# Instructions to follow
Across the entries below, count the lines in which the word "slip" occurs. Reply with the count alone.

════

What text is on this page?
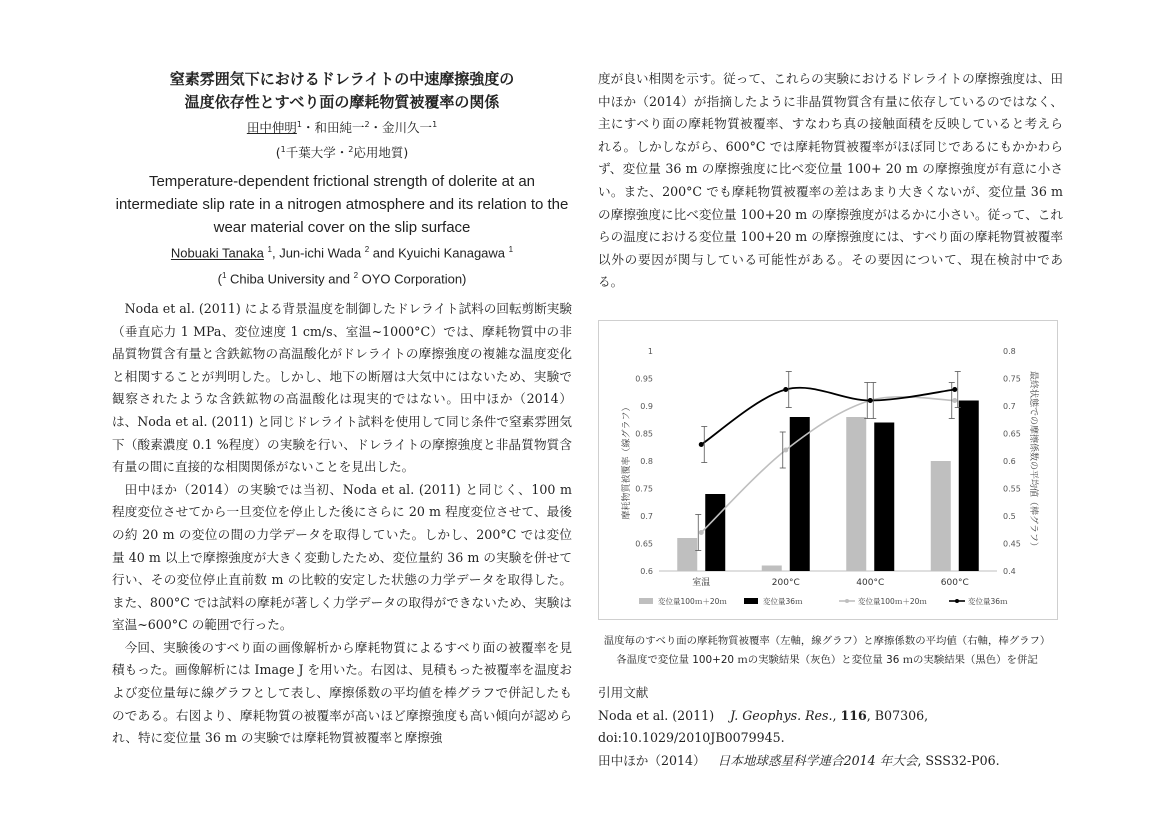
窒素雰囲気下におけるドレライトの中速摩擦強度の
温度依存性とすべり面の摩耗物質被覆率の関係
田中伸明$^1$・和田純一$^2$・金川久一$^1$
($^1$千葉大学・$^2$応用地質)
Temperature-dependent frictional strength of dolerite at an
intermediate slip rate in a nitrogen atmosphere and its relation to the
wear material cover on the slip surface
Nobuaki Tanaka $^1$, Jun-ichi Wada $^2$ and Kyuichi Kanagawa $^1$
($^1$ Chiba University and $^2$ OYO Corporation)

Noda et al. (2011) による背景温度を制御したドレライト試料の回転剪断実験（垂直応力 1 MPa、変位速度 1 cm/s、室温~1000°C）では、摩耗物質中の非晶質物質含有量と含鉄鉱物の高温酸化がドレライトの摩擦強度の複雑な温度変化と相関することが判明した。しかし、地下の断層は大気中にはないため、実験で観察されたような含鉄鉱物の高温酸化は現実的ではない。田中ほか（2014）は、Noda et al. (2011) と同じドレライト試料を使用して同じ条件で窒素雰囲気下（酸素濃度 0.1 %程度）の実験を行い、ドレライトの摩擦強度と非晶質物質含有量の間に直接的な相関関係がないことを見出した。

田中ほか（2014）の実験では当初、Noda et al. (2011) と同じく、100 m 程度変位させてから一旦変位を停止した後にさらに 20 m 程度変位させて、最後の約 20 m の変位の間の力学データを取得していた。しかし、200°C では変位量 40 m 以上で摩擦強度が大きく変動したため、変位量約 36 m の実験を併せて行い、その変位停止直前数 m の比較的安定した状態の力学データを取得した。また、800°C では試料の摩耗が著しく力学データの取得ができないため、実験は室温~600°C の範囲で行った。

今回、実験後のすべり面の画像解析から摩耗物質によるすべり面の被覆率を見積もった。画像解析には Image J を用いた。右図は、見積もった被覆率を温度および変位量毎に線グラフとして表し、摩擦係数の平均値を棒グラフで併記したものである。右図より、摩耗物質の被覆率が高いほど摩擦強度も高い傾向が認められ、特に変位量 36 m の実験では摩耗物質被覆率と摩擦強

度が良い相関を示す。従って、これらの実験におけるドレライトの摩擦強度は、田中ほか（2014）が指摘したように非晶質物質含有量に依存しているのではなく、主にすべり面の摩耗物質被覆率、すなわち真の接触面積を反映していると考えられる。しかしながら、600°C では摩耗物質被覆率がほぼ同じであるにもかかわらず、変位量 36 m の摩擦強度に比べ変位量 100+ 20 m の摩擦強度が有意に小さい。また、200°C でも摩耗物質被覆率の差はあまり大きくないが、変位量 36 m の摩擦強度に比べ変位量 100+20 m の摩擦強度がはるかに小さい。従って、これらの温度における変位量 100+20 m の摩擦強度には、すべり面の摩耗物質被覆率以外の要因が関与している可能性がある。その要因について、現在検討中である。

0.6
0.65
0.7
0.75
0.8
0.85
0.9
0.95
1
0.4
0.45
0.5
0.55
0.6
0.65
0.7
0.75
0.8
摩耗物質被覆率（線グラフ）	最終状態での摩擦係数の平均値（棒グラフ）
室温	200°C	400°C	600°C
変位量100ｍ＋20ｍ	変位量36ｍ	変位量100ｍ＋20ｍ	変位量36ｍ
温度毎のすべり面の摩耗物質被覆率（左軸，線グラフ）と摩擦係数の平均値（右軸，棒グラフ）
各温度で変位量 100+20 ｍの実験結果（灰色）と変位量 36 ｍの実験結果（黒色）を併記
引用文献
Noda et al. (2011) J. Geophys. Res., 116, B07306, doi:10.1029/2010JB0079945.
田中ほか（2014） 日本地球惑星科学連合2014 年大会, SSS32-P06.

════

# The completed task
2